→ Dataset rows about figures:

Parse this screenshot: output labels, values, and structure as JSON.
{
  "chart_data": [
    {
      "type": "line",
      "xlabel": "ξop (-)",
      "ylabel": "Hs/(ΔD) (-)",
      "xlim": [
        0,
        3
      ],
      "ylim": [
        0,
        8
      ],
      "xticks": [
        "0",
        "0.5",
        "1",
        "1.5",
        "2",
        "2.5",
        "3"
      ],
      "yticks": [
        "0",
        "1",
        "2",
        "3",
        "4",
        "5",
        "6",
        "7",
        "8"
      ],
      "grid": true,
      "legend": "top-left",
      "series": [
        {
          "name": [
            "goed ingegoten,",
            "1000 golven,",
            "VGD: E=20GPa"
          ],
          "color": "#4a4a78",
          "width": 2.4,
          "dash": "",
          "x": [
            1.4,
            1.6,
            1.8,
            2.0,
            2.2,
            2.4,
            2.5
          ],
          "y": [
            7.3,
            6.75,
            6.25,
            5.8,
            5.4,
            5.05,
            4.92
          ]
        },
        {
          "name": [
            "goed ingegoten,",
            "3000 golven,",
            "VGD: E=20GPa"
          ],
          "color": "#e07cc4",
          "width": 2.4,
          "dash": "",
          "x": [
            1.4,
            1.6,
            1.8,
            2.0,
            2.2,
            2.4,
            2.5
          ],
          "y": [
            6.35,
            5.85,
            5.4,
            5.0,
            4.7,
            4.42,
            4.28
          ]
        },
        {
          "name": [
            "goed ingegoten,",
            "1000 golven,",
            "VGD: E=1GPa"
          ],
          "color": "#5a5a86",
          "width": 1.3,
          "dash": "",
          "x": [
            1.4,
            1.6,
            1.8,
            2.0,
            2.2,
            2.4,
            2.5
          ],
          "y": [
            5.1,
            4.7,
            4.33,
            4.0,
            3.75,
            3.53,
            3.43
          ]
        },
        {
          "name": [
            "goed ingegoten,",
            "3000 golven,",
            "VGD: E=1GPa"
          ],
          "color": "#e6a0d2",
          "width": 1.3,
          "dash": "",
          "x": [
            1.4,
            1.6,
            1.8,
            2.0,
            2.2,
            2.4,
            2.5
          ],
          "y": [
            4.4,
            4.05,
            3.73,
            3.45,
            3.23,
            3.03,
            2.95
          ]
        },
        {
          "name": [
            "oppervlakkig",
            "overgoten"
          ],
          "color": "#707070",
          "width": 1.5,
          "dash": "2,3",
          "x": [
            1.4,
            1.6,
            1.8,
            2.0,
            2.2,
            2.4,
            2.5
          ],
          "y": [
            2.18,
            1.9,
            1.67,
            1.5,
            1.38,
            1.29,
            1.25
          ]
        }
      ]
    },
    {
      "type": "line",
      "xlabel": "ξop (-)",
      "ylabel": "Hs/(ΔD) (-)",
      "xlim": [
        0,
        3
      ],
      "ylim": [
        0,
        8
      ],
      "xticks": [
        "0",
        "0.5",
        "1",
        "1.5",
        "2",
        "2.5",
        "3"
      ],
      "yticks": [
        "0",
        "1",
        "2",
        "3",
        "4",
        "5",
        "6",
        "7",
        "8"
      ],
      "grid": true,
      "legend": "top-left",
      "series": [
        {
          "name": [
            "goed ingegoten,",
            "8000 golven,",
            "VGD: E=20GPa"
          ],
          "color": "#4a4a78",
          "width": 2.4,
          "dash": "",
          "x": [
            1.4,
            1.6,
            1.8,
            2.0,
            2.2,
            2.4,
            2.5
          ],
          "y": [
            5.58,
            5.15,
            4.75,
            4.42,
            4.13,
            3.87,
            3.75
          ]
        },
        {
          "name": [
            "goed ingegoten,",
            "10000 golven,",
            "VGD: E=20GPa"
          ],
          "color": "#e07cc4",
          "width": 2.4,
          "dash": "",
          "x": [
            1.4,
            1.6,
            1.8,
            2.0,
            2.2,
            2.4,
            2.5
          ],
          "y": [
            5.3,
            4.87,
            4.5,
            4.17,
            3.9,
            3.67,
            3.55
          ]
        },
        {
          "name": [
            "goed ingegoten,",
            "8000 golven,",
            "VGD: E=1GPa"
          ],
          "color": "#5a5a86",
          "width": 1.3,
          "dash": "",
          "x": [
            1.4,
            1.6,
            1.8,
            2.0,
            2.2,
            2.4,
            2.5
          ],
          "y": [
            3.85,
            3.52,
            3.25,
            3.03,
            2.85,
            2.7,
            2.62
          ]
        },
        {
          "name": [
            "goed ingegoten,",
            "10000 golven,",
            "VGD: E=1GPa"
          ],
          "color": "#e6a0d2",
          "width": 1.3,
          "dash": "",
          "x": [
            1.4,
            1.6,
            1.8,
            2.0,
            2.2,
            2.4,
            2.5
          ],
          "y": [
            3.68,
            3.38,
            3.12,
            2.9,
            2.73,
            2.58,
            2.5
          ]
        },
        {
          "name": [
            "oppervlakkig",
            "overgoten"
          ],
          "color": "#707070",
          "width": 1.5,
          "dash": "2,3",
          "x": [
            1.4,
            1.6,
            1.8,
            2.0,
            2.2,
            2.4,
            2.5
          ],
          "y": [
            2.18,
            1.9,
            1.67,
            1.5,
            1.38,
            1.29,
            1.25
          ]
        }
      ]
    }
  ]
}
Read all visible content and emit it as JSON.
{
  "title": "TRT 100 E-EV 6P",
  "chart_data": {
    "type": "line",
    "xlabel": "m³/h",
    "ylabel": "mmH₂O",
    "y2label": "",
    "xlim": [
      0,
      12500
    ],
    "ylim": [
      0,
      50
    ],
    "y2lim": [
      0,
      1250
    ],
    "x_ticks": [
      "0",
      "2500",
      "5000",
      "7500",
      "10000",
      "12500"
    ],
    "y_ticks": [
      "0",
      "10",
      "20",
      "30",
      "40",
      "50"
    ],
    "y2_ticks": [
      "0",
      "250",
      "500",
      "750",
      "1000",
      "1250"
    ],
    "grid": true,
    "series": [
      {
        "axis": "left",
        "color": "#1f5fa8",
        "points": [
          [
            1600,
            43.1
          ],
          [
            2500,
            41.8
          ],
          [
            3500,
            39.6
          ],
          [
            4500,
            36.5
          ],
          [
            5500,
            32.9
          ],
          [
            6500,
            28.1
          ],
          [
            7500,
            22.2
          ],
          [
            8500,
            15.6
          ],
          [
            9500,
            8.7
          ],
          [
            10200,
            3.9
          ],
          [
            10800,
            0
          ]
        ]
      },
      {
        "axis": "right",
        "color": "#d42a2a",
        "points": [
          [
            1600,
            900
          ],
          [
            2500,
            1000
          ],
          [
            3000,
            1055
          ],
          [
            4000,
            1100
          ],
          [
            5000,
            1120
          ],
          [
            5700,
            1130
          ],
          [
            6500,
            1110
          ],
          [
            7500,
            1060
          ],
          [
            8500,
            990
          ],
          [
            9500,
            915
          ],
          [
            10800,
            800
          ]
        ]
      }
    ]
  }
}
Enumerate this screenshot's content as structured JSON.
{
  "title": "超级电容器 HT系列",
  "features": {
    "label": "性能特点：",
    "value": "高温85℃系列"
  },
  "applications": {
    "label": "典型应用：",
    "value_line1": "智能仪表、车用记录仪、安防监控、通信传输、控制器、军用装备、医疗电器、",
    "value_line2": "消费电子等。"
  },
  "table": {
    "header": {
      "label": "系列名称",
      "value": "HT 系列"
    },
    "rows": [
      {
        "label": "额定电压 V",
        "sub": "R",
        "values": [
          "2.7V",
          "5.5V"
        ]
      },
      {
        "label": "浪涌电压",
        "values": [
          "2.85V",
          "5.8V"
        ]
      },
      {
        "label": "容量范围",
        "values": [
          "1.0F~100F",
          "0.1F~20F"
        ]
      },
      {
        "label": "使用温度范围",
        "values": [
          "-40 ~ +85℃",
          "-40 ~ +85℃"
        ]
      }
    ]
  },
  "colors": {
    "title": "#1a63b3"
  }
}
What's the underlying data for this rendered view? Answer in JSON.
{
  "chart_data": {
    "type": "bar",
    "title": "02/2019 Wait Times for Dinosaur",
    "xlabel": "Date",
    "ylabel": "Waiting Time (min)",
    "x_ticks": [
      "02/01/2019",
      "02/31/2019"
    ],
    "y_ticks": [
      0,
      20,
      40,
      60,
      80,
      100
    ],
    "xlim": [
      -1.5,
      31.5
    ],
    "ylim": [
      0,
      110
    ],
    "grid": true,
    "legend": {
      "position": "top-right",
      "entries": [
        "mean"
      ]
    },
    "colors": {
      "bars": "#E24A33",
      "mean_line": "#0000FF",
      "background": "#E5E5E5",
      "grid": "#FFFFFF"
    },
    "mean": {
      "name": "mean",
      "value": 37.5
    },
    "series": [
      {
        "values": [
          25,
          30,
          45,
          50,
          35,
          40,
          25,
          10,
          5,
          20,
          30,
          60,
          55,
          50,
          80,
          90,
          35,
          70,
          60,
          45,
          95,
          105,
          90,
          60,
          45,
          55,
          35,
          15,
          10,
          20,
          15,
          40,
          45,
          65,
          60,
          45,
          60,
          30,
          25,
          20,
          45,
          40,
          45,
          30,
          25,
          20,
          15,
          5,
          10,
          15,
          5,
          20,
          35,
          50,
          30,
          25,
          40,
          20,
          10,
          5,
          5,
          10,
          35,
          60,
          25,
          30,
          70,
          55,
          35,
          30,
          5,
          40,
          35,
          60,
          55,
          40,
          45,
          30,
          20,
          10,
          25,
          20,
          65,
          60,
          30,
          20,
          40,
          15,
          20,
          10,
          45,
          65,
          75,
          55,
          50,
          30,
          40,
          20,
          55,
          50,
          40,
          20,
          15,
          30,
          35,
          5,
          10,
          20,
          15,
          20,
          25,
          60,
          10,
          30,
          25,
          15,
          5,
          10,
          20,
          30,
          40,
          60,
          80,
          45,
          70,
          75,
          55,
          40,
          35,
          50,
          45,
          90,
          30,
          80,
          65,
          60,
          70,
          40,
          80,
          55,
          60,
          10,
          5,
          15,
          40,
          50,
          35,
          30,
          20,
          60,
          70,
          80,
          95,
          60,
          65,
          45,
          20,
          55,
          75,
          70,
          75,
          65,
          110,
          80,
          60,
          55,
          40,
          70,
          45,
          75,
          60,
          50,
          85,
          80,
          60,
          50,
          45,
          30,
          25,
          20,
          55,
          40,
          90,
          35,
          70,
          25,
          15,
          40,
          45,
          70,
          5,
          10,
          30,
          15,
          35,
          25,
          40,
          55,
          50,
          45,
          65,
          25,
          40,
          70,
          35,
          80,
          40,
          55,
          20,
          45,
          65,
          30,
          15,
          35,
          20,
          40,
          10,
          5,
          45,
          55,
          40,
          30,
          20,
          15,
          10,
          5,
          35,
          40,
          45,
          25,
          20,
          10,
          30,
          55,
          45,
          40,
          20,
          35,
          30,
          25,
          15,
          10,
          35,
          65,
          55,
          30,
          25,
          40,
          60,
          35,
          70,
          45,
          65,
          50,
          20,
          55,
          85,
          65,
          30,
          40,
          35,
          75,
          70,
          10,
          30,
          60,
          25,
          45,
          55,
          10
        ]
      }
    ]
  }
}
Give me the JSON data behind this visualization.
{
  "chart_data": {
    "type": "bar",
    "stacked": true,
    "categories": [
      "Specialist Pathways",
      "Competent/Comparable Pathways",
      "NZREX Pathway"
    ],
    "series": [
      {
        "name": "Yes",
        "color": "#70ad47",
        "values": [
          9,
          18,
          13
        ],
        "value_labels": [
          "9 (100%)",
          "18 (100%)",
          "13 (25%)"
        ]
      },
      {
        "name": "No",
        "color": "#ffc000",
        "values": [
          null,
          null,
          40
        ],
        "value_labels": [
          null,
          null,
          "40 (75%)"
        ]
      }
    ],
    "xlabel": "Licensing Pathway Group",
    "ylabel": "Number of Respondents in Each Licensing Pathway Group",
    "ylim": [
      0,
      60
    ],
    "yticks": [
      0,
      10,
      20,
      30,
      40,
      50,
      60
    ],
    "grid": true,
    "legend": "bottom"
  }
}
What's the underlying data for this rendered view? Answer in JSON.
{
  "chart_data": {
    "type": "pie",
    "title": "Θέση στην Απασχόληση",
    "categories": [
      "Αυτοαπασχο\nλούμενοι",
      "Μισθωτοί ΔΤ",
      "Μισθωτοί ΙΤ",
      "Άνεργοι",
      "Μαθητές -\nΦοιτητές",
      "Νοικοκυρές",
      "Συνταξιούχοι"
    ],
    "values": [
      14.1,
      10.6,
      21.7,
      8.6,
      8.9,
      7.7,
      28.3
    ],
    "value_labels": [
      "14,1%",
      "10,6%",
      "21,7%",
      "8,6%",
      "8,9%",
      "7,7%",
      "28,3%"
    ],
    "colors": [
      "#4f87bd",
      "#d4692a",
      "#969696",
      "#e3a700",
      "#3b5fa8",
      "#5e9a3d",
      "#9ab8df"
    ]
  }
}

→ EXERCISE PROMPT: Copy each line from the data above that includes "xlabel".

→ THE RESPONSE:
      "xlabel": "ξop (-)",
      "xlabel": "ξop (-)",
    "xlabel": "m³/h",
    "xlabel": "Date",
    "xlabel": "Licensing Pathway Group",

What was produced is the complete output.